(Figure dataset records)
· · ·

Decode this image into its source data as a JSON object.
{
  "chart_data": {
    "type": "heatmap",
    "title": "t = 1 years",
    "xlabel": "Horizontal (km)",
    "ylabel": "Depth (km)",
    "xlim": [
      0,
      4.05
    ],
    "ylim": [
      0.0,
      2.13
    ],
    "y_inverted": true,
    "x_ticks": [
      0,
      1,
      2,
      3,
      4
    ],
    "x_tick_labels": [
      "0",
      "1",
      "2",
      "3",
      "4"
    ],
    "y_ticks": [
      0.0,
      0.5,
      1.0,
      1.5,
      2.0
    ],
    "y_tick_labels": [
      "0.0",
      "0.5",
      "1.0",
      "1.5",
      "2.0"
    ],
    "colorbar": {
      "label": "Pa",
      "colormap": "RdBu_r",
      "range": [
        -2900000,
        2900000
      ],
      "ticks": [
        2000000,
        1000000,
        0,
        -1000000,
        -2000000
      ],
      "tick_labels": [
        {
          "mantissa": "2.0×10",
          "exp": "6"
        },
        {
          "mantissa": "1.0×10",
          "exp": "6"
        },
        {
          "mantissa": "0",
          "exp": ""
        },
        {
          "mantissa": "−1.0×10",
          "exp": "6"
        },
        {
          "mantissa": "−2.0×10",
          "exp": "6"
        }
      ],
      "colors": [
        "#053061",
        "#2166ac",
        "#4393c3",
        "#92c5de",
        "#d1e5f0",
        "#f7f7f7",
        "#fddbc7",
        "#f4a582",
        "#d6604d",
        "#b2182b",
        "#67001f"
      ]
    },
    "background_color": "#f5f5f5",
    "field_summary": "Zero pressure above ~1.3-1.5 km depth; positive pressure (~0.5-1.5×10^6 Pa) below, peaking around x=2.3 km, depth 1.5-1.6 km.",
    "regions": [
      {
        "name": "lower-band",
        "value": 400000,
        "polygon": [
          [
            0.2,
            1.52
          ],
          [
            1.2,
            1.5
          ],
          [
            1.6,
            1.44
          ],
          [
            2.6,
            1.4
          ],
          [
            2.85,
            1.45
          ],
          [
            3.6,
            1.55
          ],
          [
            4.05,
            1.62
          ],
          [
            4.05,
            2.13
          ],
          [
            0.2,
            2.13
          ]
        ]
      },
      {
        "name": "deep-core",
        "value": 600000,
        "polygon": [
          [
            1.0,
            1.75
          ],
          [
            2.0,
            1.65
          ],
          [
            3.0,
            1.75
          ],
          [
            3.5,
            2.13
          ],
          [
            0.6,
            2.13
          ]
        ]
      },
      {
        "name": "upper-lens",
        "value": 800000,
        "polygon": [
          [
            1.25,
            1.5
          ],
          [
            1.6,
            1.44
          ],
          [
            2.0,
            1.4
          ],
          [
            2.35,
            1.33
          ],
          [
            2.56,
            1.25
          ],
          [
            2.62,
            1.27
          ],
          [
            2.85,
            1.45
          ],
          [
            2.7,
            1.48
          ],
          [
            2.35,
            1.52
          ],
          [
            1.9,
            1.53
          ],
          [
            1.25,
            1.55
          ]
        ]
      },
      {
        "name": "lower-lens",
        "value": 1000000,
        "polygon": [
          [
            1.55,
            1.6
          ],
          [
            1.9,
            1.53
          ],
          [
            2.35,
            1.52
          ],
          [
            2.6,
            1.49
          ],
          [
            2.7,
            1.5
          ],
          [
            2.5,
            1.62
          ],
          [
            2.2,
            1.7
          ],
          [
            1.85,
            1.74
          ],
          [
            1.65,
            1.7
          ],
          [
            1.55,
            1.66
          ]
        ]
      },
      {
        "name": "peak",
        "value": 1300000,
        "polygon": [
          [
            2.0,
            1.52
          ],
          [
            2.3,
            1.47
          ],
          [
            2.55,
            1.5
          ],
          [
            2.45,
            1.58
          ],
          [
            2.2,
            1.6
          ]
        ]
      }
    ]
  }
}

· · ·

* Exercise objective:
Each line in the material above must be retyped without alteration.

* The reply:
Decode this image into its source data as a JSON object.
{
  "chart_data": {
    "type": "heatmap",
    "title": "t = 1 years",
    "xlabel": "Horizontal (km)",
    "ylabel": "Depth (km)",
    "xlim": [
      0,
      4.05
    ],
    "ylim": [
      0.0,
      2.13
    ],
    "y_inverted": true,
    "x_ticks": [
      0,
      1,
      2,
      3,
      4
    ],
    "x_tick_labels": [
      "0",
      "1",
      "2",
      "3",
      "4"
    ],
    "y_ticks": [
      0.0,
      0.5,
      1.0,
      1.5,
      2.0
    ],
    "y_tick_labels": [
      "0.0",
      "0.5",
      "1.0",
      "1.5",
      "2.0"
    ],
    "colorbar": {
      "label": "Pa",
      "colormap": "RdBu_r",
      "range": [
        -2900000,
        2900000
      ],
      "ticks": [
        2000000,
        1000000,
        0,
        -1000000,
        -2000000
      ],
      "tick_labels": [
        {
          "mantissa": "2.0×10",
          "exp": "6"
        },
        {
          "mantissa": "1.0×10",
          "exp": "6"
        },
        {
          "mantissa": "0",
          "exp": ""
        },
        {
          "mantissa": "−1.0×10",
          "exp": "6"
        },
        {
          "mantissa": "−2.0×10",
          "exp": "6"
        }
      ],
      "colors": [
        "#053061",
        "#2166ac",
        "#4393c3",
        "#92c5de",
        "#d1e5f0",
        "#f7f7f7",
        "#fddbc7",
        "#f4a582",
        "#d6604d",
        "#b2182b",
        "#67001f"
      ]
    },
    "background_color": "#f5f5f5",
    "field_summary": "Zero pressure above ~1.3-1.5 km depth; positive pressure (~0.5-1.5×10^6 Pa) below, peaking around x=2.3 km, depth 1.5-1.6 km.",
    "regions": [
      {
        "name": "lower-band",
        "value": 400000,
        "polygon": [
          [
            0.2,
            1.52
          ],
          [
            1.2,
            1.5
          ],
          [
            1.6,
            1.44
          ],
          [
            2.6,
            1.4
          ],
          [
            2.85,
            1.45
          ],
          [
            3.6,
            1.55
          ],
          [
            4.05,
            1.62
          ],
          [
            4.05,
            2.13
          ],
          [
            0.2,
            2.13
          ]
        ]
      },
      {
        "name": "deep-core",
        "value": 600000,
        "polygon": [
          [
            1.0,
            1.75
          ],
          [
            2.0,
            1.65
          ],
          [
            3.0,
            1.75
          ],
          [
            3.5,
            2.13
          ],
          [
            0.6,
            2.13
          ]
        ]
      },
      {
        "name": "upper-lens",
        "value": 800000,
        "polygon": [
          [
            1.25,
            1.5
          ],
          [
            1.6,
            1.44
          ],
          [
            2.0,
            1.4
          ],
          [
            2.35,
            1.33
          ],
          [
            2.56,
            1.25
          ],
          [
            2.62,
            1.27
          ],
          [
            2.85,
            1.45
          ],
          [
            2.7,
            1.48
          ],
          [
            2.35,
            1.52
          ],
          [
            1.9,
            1.53
          ],
          [
            1.25,
            1.55
          ]
        ]
      },
      {
        "name": "lower-lens",
        "value": 1000000,
        "polygon": [
          [
            1.55,
            1.6
          ],
          [
            1.9,
            1.53
          ],
          [
            2.35,
            1.52
          ],
          [
            2.6,
            1.49
          ],
          [
            2.7,
            1.5
          ],
          [
            2.5,
            1.62
          ],
          [
            2.2,
            1.7
          ],
          [
            1.85,
            1.74
          ],
          [
            1.65,
            1.7
          ],
          [
            1.55,
            1.66
          ]
        ]
      },
      {
        "name": "peak",
        "value": 1300000,
        "polygon": [
          [
            2.0,
            1.52
          ],
          [
            2.3,
            1.47
          ],
          [
            2.55,
            1.5
          ],
          [
            2.45,
            1.58
          ],
          [
            2.2,
            1.6
          ]
        ]
      }
    ]
  }
}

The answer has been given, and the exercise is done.